◆ **TASK OBJECTIVE**: Reproduce the rows below verbatim, from the first one down to and including the row that contains "y-tick-label: 10−2 <box>55 221 98 245</box>".

◆ **Stored records**:
********************
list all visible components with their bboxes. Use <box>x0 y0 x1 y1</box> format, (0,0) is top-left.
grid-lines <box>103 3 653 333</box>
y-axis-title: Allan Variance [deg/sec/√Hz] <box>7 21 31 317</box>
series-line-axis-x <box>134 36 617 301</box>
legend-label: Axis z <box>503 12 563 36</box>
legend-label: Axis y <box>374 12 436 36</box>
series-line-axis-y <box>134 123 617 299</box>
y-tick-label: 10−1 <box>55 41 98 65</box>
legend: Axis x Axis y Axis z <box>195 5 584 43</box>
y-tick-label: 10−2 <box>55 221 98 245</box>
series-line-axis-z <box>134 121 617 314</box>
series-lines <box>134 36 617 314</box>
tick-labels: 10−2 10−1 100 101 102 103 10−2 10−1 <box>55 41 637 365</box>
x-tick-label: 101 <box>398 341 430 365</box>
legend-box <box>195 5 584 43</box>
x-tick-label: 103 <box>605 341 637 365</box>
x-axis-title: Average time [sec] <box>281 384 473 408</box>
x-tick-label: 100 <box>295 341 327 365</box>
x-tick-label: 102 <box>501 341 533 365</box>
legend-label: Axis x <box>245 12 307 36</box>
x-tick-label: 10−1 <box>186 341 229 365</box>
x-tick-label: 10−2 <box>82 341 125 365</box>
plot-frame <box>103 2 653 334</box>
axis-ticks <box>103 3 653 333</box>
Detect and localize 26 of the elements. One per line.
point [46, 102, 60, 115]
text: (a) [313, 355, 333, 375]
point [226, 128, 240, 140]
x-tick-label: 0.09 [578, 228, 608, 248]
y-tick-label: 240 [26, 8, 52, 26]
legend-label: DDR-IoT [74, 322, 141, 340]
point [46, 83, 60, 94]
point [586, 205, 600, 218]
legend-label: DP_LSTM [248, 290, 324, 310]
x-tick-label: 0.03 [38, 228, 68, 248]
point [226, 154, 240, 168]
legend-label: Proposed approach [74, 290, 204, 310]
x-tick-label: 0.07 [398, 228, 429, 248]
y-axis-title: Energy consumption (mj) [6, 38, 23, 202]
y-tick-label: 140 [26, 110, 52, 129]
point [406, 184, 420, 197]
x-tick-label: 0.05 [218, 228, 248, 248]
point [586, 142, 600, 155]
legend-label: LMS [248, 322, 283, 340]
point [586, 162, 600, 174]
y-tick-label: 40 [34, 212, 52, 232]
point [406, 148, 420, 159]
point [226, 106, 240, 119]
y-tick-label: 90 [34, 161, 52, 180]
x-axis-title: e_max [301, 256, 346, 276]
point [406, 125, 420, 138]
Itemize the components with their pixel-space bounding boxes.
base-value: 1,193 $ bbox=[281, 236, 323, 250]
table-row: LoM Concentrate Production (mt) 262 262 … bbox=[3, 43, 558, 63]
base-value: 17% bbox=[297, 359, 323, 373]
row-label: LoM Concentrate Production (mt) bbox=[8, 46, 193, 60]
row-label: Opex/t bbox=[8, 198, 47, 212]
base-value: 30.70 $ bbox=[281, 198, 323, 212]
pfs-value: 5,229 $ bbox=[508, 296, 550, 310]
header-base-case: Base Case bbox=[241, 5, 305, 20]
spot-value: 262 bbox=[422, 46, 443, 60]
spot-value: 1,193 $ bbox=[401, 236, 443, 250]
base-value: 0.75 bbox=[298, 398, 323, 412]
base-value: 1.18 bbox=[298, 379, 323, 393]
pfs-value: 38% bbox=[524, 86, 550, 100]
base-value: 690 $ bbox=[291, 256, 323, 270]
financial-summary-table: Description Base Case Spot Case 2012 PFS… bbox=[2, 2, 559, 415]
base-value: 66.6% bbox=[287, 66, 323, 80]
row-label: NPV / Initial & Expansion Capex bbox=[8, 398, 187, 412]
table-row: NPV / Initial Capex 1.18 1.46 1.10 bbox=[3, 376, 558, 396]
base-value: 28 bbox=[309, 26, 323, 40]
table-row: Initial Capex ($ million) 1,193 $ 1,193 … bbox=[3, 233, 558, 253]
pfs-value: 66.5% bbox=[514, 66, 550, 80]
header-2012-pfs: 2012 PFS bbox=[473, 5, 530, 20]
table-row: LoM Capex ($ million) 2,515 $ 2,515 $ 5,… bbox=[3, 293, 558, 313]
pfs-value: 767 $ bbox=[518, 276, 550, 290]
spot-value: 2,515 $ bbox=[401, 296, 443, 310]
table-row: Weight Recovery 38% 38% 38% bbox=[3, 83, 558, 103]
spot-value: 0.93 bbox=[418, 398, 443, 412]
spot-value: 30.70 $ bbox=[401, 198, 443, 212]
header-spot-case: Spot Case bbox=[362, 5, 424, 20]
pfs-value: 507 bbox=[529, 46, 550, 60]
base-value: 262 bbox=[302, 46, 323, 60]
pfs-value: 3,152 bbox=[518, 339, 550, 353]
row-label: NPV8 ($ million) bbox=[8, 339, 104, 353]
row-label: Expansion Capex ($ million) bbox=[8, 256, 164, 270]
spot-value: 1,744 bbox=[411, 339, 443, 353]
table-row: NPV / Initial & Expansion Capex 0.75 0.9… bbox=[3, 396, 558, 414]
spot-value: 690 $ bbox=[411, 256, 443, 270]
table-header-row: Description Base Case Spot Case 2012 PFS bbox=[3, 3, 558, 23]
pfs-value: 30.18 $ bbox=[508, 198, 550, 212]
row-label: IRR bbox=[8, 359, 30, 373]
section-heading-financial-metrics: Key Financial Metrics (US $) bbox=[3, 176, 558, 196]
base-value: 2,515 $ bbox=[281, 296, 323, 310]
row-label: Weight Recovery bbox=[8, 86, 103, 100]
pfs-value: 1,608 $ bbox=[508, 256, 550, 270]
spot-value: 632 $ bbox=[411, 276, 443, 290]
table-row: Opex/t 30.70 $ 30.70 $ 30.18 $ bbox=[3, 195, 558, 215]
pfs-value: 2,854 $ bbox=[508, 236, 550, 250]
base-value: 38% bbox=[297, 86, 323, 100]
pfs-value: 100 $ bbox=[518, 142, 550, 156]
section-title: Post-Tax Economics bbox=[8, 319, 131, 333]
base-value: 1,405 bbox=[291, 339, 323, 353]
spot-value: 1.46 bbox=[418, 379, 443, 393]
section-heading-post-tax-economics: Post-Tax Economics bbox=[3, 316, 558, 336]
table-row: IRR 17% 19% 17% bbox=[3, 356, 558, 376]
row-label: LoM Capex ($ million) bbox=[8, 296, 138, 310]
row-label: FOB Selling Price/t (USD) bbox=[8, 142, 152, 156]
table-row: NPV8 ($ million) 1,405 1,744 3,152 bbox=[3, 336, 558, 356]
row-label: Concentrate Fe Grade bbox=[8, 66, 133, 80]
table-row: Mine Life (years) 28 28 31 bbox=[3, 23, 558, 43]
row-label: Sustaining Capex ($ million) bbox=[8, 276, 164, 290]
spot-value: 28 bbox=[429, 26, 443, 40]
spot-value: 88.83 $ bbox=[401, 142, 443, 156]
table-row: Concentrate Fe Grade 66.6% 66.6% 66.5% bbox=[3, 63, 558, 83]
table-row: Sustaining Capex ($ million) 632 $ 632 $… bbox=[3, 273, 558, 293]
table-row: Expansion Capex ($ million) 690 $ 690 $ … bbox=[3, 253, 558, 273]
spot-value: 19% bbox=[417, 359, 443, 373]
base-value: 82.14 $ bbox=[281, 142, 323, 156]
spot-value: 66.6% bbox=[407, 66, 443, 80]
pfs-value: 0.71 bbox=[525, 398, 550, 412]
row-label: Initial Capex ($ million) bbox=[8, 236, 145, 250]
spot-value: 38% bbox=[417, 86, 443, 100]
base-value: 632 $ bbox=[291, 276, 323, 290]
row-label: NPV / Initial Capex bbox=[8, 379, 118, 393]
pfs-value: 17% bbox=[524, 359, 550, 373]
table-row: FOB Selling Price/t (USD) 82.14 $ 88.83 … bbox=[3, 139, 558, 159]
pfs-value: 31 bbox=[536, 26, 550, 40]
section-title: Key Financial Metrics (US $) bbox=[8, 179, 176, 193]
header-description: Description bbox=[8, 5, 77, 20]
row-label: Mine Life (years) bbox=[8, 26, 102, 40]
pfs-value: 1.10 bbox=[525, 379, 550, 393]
********************
◆ **TASK RESULT**:
list all visible components with their bboxes. Use <box>x0 y0 x1 y1</box> format, (0,0) is top-left.
grid-lines <box>103 3 653 333</box>
y-axis-title: Allan Variance [deg/sec/√Hz] <box>7 21 31 317</box>
series-line-axis-x <box>134 36 617 301</box>
legend-label: Axis z <box>503 12 563 36</box>
legend-label: Axis y <box>374 12 436 36</box>
series-line-axis-y <box>134 123 617 299</box>
y-tick-label: 10−1 <box>55 41 98 65</box>
legend: Axis x Axis y Axis z <box>195 5 584 43</box>
y-tick-label: 10−2 <box>55 221 98 245</box>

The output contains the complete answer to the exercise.